- _Short exercise_:
Work out how many lines in the entries below include the word "defined". Give nothing but the number.

- _Stored data_:

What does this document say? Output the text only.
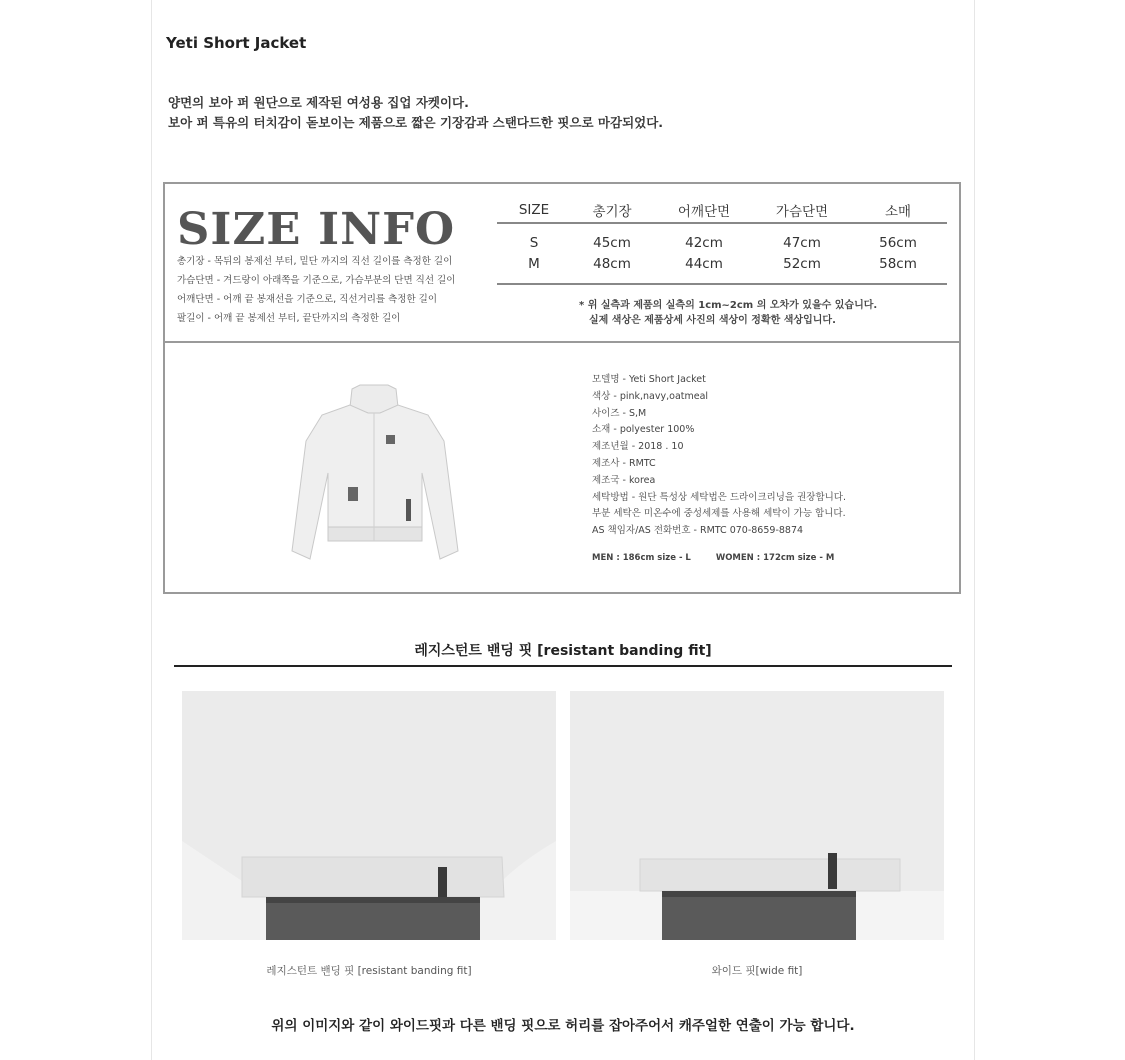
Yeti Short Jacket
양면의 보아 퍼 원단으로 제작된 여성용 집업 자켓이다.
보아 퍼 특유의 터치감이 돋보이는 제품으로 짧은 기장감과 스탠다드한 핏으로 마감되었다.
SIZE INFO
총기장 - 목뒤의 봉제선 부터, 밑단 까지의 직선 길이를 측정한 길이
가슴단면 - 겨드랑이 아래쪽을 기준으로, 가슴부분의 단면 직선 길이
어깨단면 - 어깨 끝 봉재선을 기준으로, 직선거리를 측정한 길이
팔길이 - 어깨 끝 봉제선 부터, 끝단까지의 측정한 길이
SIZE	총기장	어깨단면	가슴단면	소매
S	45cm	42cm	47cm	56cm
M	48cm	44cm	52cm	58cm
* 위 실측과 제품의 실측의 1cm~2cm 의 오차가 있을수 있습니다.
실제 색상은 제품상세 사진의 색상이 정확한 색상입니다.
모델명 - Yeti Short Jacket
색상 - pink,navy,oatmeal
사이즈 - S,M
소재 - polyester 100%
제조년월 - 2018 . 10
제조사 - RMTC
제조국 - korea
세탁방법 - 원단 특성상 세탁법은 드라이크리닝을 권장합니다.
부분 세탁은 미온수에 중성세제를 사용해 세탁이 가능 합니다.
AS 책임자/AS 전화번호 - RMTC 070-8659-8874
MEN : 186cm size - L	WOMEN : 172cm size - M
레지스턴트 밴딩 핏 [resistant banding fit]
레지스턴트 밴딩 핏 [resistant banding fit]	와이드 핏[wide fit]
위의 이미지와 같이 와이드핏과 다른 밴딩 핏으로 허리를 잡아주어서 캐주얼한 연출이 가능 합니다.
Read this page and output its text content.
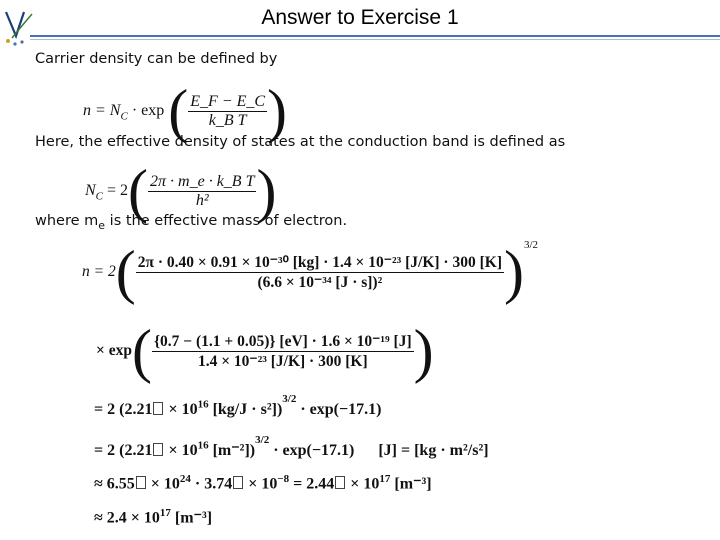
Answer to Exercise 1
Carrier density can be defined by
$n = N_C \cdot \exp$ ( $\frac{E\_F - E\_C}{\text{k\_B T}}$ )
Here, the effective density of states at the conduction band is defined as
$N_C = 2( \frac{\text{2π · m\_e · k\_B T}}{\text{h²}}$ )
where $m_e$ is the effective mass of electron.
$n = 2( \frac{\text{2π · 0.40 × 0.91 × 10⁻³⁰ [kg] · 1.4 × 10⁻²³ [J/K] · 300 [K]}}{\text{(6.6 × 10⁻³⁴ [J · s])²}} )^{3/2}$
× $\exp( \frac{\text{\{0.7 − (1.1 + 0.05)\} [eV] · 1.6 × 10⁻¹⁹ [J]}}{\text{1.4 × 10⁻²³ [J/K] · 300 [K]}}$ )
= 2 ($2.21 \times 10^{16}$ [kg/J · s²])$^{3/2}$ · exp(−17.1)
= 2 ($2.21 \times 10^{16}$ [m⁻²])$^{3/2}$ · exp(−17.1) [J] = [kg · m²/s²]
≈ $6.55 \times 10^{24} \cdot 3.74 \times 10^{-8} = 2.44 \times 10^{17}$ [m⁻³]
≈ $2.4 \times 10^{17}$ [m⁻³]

- _The solution_:
2